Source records
────────────────

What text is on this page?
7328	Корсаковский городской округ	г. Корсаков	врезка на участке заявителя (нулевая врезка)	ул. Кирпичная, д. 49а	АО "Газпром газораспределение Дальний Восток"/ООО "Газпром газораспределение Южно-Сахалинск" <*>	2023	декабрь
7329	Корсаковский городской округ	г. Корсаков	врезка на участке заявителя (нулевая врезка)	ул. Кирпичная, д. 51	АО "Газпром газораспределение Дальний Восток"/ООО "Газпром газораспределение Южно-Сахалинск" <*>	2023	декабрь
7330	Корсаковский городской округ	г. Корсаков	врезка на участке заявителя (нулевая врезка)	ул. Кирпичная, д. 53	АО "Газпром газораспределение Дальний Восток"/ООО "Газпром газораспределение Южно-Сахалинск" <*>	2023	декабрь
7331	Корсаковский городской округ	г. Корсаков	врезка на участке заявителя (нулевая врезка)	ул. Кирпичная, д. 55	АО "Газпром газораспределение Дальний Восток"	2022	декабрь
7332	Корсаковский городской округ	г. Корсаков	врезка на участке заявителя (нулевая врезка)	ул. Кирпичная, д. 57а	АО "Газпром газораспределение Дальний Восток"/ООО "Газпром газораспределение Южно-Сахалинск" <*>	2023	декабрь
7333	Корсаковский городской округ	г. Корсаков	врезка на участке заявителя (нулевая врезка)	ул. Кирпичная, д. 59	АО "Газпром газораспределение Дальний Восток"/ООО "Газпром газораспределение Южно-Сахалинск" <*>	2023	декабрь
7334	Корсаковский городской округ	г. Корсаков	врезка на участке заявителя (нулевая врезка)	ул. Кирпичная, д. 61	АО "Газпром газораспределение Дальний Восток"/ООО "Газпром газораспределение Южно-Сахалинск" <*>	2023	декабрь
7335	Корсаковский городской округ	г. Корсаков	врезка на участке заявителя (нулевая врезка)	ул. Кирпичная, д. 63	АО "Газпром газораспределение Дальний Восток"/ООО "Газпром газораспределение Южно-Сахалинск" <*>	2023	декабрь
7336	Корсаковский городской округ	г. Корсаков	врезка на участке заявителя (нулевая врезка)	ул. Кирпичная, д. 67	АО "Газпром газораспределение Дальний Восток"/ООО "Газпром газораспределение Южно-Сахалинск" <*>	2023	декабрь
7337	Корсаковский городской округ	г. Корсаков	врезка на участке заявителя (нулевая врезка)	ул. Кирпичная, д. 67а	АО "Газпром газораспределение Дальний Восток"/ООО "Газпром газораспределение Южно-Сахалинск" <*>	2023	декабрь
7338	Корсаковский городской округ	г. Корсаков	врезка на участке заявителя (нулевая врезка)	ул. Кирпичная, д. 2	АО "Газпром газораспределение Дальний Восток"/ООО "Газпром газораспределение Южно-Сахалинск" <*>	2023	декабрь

────────────────

Write out the whole listing again. Match it word for word.

**Task result**:
What text is on this page?
7328	Корсаковский городской округ	г. Корсаков	врезка на участке заявителя (нулевая врезка)	ул. Кирпичная, д. 49а	АО "Газпром газораспределение Дальний Восток"/ООО "Газпром газораспределение Южно-Сахалинск" <*>	2023	декабрь
7329	Корсаковский городской округ	г. Корсаков	врезка на участке заявителя (нулевая врезка)	ул. Кирпичная, д. 51	АО "Газпром газораспределение Дальний Восток"/ООО "Газпром газораспределение Южно-Сахалинск" <*>	2023	декабрь
7330	Корсаковский городской округ	г. Корсаков	врезка на участке заявителя (нулевая врезка)	ул. Кирпичная, д. 53	АО "Газпром газораспределение Дальний Восток"/ООО "Газпром газораспределение Южно-Сахалинск" <*>	2023	декабрь
7331	Корсаковский городской округ	г. Корсаков	врезка на участке заявителя (нулевая врезка)	ул. Кирпичная, д. 55	АО "Газпром газораспределение Дальний Восток"	2022	декабрь
7332	Корсаковский городской округ	г. Корсаков	врезка на участке заявителя (нулевая врезка)	ул. Кирпичная, д. 57а	АО "Газпром газораспределение Дальний Восток"/ООО "Газпром газораспределение Южно-Сахалинск" <*>	2023	декабрь
7333	Корсаковский городской округ	г. Корсаков	врезка на участке заявителя (нулевая врезка)	ул. Кирпичная, д. 59	АО "Газпром газораспределение Дальний Восток"/ООО "Газпром газораспределение Южно-Сахалинск" <*>	2023	декабрь
7334	Корсаковский городской округ	г. Корсаков	врезка на участке заявителя (нулевая врезка)	ул. Кирпичная, д. 61	АО "Газпром газораспределение Дальний Восток"/ООО "Газпром газораспределение Южно-Сахалинск" <*>	2023	декабрь
7335	Корсаковский городской округ	г. Корсаков	врезка на участке заявителя (нулевая врезка)	ул. Кирпичная, д. 63	АО "Газпром газораспределение Дальний Восток"/ООО "Газпром газораспределение Южно-Сахалинск" <*>	2023	декабрь
7336	Корсаковский городской округ	г. Корсаков	врезка на участке заявителя (нулевая врезка)	ул. Кирпичная, д. 67	АО "Газпром газораспределение Дальний Восток"/ООО "Газпром газораспределение Южно-Сахалинск" <*>	2023	декабрь
7337	Корсаковский городской округ	г. Корсаков	врезка на участке заявителя (нулевая врезка)	ул. Кирпичная, д. 67а	АО "Газпром газораспределение Дальний Восток"/ООО "Газпром газораспределение Южно-Сахалинск" <*>	2023	декабрь
7338	Корсаковский городской округ	г. Корсаков	врезка на участке заявителя (нулевая врезка)	ул. Кирпичная, д. 2	АО "Газпром газораспределение Дальний Восток"/ООО "Газпром газораспределение Южно-Сахалинск" <*>	2023	декабрь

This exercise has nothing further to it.